## INSTRUCTIONS TO FOLLOW
Retype the records, without any changes, from the first line through the line that contains "cell-value-label: -0.00 bbox=[1170, 904, 1209, 922]".

## TASK MATERIAL
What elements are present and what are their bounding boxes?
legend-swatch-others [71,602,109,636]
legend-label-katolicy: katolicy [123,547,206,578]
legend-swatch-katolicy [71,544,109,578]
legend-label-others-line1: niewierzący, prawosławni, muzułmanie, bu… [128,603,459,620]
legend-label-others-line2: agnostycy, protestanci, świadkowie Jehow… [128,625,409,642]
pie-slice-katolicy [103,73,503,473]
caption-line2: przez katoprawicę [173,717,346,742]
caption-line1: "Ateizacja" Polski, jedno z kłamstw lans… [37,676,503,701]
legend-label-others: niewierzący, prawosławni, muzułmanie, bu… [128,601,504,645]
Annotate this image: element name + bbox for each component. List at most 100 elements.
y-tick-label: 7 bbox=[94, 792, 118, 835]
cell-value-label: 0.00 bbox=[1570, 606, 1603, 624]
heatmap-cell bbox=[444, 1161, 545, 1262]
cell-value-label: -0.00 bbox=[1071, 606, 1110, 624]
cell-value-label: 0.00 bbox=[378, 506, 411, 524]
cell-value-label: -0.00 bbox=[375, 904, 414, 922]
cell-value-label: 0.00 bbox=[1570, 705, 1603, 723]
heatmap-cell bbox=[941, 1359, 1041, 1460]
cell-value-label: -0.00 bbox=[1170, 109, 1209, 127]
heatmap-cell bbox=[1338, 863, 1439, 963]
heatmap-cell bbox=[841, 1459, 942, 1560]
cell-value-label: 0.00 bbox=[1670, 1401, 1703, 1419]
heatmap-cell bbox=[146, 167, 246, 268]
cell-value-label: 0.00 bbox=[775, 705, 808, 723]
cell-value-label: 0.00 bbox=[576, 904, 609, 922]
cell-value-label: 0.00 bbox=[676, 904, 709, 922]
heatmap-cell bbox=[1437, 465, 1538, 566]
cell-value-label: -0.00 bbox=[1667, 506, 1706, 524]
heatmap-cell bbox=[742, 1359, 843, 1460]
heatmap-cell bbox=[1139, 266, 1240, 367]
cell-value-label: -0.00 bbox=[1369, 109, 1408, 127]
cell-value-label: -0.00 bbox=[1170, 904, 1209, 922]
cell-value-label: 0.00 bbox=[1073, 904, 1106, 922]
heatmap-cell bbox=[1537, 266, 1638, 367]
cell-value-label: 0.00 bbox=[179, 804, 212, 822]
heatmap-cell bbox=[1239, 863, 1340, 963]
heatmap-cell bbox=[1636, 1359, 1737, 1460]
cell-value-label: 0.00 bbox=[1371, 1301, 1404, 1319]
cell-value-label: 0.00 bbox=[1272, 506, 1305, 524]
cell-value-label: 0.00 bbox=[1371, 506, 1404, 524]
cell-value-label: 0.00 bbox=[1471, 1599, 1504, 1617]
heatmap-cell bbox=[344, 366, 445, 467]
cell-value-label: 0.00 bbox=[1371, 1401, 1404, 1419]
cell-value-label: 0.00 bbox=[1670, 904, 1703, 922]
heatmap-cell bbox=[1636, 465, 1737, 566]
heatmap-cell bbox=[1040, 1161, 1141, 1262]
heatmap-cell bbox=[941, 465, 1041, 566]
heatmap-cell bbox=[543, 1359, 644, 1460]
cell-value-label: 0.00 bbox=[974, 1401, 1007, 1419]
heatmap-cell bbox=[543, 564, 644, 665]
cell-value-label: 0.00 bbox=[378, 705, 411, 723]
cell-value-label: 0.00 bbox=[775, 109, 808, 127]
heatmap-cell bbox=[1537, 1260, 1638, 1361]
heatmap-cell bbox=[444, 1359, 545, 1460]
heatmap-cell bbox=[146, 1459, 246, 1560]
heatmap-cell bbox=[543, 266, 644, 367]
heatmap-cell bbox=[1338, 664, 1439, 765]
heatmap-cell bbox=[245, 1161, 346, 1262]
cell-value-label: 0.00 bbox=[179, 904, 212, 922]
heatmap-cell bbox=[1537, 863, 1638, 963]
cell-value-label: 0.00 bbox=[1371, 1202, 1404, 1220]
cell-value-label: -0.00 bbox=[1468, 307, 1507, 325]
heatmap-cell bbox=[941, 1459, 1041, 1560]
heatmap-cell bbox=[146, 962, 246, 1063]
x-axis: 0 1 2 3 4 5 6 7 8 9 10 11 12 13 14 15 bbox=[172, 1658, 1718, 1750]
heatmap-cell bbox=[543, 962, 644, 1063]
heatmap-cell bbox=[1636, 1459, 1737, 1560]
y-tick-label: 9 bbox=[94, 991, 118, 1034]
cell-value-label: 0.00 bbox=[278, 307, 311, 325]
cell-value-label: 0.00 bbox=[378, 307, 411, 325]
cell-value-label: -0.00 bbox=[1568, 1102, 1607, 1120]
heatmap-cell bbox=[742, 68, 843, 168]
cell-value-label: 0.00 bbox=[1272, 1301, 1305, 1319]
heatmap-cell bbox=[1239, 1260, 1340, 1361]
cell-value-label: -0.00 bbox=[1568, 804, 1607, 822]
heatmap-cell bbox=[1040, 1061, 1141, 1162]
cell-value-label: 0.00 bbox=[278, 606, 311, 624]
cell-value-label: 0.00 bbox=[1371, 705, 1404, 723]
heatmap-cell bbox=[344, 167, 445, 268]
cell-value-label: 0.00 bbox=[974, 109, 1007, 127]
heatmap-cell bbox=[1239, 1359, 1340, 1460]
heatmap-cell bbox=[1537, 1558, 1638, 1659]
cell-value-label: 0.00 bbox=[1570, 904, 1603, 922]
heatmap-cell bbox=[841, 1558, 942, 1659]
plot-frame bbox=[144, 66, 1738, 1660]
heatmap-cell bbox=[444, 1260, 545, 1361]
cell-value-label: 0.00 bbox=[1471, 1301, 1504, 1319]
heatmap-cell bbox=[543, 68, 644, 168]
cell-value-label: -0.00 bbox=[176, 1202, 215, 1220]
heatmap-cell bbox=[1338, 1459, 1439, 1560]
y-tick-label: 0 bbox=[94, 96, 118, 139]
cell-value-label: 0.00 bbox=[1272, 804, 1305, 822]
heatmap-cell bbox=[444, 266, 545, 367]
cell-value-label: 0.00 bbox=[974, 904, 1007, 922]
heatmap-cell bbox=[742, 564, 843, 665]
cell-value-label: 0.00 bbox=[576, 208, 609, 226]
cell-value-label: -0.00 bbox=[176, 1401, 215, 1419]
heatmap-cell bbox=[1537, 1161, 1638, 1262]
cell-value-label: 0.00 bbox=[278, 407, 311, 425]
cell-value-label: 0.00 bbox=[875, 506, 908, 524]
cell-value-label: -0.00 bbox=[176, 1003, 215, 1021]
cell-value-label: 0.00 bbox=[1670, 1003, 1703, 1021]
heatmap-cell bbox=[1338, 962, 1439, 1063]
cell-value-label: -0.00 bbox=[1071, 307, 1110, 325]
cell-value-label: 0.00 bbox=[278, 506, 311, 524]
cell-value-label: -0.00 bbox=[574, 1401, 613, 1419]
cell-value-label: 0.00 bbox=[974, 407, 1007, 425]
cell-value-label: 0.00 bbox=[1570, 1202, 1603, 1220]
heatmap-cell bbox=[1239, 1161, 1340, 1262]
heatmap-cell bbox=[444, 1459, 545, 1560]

## WRITTEN SOLUTION
What elements are present and what are their bounding boxes?
legend-swatch-others [71,602,109,636]
legend-label-katolicy: katolicy [123,547,206,578]
legend-swatch-katolicy [71,544,109,578]
legend-label-others-line1: niewierzący, prawosławni, muzułmanie, bu… [128,603,459,620]
legend-label-others-line2: agnostycy, protestanci, świadkowie Jehow… [128,625,409,642]
pie-slice-katolicy [103,73,503,473]
caption-line2: przez katoprawicę [173,717,346,742]
caption-line1: "Ateizacja" Polski, jedno z kłamstw lans… [37,676,503,701]
legend-label-others: niewierzący, prawosławni, muzułmanie, bu… [128,601,504,645]
Annotate this image: element name + bbox for each component. List at most 100 elements.
y-tick-label: 7 bbox=[94, 792, 118, 835]
cell-value-label: 0.00 bbox=[1570, 606, 1603, 624]
heatmap-cell bbox=[444, 1161, 545, 1262]
cell-value-label: -0.00 bbox=[1071, 606, 1110, 624]
cell-value-label: 0.00 bbox=[378, 506, 411, 524]
cell-value-label: -0.00 bbox=[375, 904, 414, 922]
cell-value-label: 0.00 bbox=[1570, 705, 1603, 723]
heatmap-cell bbox=[941, 1359, 1041, 1460]
cell-value-label: -0.00 bbox=[1170, 109, 1209, 127]
heatmap-cell bbox=[1338, 863, 1439, 963]
heatmap-cell bbox=[841, 1459, 942, 1560]
cell-value-label: 0.00 bbox=[1670, 1401, 1703, 1419]
heatmap-cell bbox=[146, 167, 246, 268]
cell-value-label: 0.00 bbox=[775, 705, 808, 723]
cell-value-label: 0.00 bbox=[576, 904, 609, 922]
cell-value-label: 0.00 bbox=[676, 904, 709, 922]
heatmap-cell bbox=[1437, 465, 1538, 566]
cell-value-label: -0.00 bbox=[1667, 506, 1706, 524]
heatmap-cell bbox=[742, 1359, 843, 1460]
heatmap-cell bbox=[1139, 266, 1240, 367]
cell-value-label: -0.00 bbox=[1369, 109, 1408, 127]
cell-value-label: -0.00 bbox=[1170, 904, 1209, 922]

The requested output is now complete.